**Problem to solve:** Where a line holds "touch", copy it.

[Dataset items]
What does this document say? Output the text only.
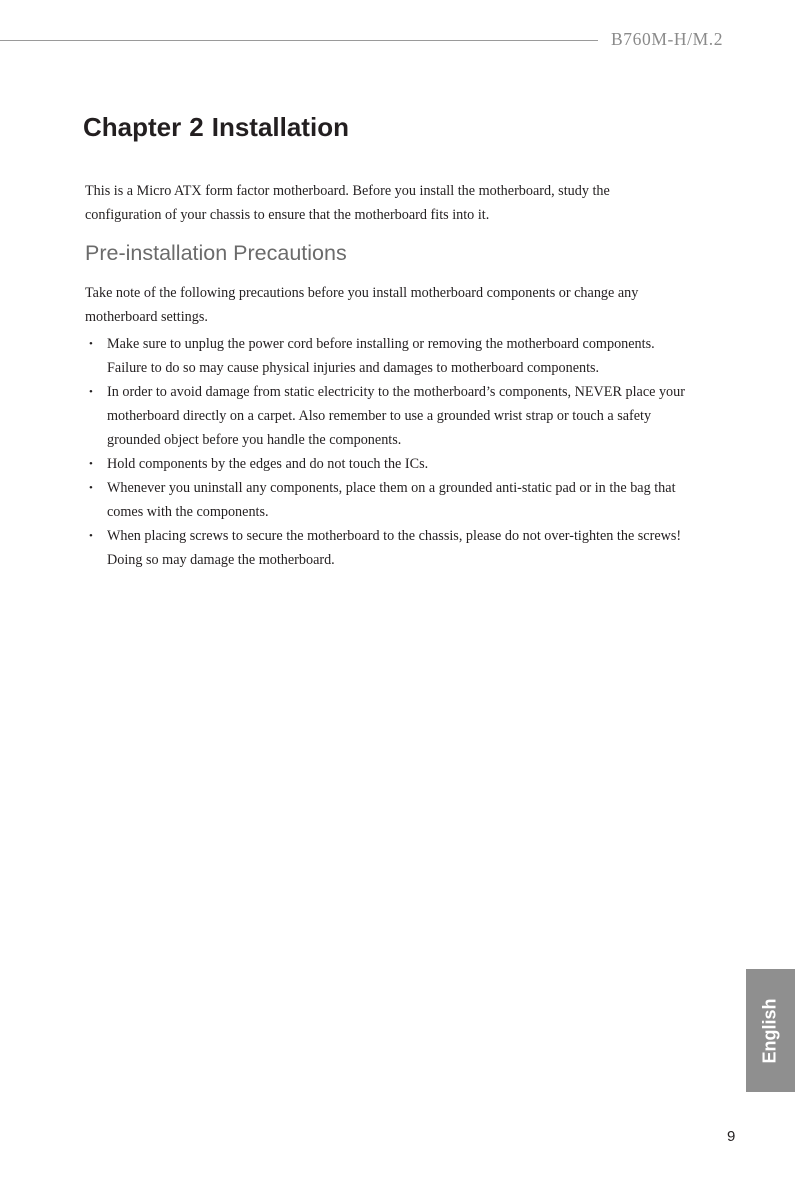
B760M-H/M.2
Chapter 2 Installation

This is a Micro ATX form factor motherboard. Before you install the motherboard, study the configuration of your chassis to ensure that the motherboard fits into it.

Pre-installation Precautions

Take note of the following precautions before you install motherboard components or change any motherboard settings.

• Make sure to unplug the power cord before installing or removing the motherboard components. Failure to do so may cause physical injuries and damages to motherboard components.
• In order to avoid damage from static electricity to the motherboard’s components, NEVER place your motherboard directly on a carpet. Also remember to use a grounded wrist strap or touch a safety grounded object before you handle the components.
• Hold components by the edges and do not touch the ICs.
• Whenever you uninstall any components, place them on a grounded anti-static pad or in the bag that comes with the components.
• When placing screws to secure the motherboard to the chassis, please do not over-tighten the screws! Doing so may damage the motherboard.
English
9
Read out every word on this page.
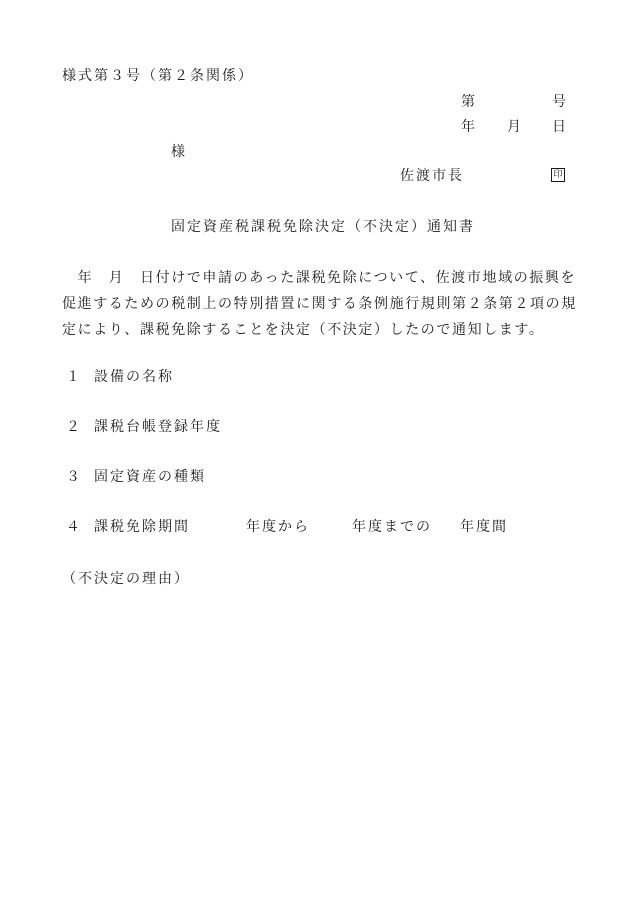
様式第３号（第２条関係）
第	号
年 月 日
様
佐渡市長	印
固定資産税課税免除決定（不決定）通知書
　年　月　日付けで申請のあった課税免除について、佐渡市地域の振興を
促進するための税制上の特別措置に関する条例施行規則第２条第２項の規
定により、課税免除することを決定（不決定）したので通知します。
１ 設備の名称
２ 課税台帳登録年度
３ 固定資産の種類
４ 課税免除期間	年度から	年度までの 年度間
（不決定の理由）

**Answer to the problem:**
• In order to avoid damage from static electricity to the motherboard’s components, NEVER place your motherboard directly on a carpet. Also remember to use a grounded wrist strap or touch a safety grounded object before you handle the components.
• Hold components by the edges and do not touch the ICs.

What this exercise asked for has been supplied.